(Short exercise) The complete listing should be restated exactly.

- - - -

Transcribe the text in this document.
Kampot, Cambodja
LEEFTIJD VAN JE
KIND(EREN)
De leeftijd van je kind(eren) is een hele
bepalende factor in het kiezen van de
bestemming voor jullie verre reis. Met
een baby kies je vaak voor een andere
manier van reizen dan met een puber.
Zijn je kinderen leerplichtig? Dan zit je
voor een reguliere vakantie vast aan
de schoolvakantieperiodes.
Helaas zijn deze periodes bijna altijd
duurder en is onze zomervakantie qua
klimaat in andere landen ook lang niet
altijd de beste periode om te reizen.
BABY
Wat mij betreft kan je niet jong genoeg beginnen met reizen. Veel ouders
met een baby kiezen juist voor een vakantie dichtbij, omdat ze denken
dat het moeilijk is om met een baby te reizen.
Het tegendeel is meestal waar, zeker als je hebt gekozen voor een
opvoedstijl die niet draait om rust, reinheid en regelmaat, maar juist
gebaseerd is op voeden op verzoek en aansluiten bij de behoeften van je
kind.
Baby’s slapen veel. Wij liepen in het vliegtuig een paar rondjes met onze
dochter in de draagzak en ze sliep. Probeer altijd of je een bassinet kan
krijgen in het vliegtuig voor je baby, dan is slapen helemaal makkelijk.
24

- - - -

(Finished answer)
Transcribe the text in this document.
Kampot, Cambodja
LEEFTIJD VAN JE
KIND(EREN)
De leeftijd van je kind(eren) is een hele
bepalende factor in het kiezen van de
bestemming voor jullie verre reis. Met
een baby kies je vaak voor een andere
manier van reizen dan met een puber.
Zijn je kinderen leerplichtig? Dan zit je
voor een reguliere vakantie vast aan
de schoolvakantieperiodes.
Helaas zijn deze periodes bijna altijd
duurder en is onze zomervakantie qua
klimaat in andere landen ook lang niet
altijd de beste periode om te reizen.
BABY
Wat mij betreft kan je niet jong genoeg beginnen met reizen. Veel ouders
met een baby kiezen juist voor een vakantie dichtbij, omdat ze denken
dat het moeilijk is om met een baby te reizen.
Het tegendeel is meestal waar, zeker als je hebt gekozen voor een
opvoedstijl die niet draait om rust, reinheid en regelmaat, maar juist
gebaseerd is op voeden op verzoek en aansluiten bij de behoeften van je
kind.
Baby’s slapen veel. Wij liepen in het vliegtuig een paar rondjes met onze
dochter in de draagzak en ze sliep. Probeer altijd of je een bassinet kan
krijgen in het vliegtuig voor je baby, dan is slapen helemaal makkelijk.
24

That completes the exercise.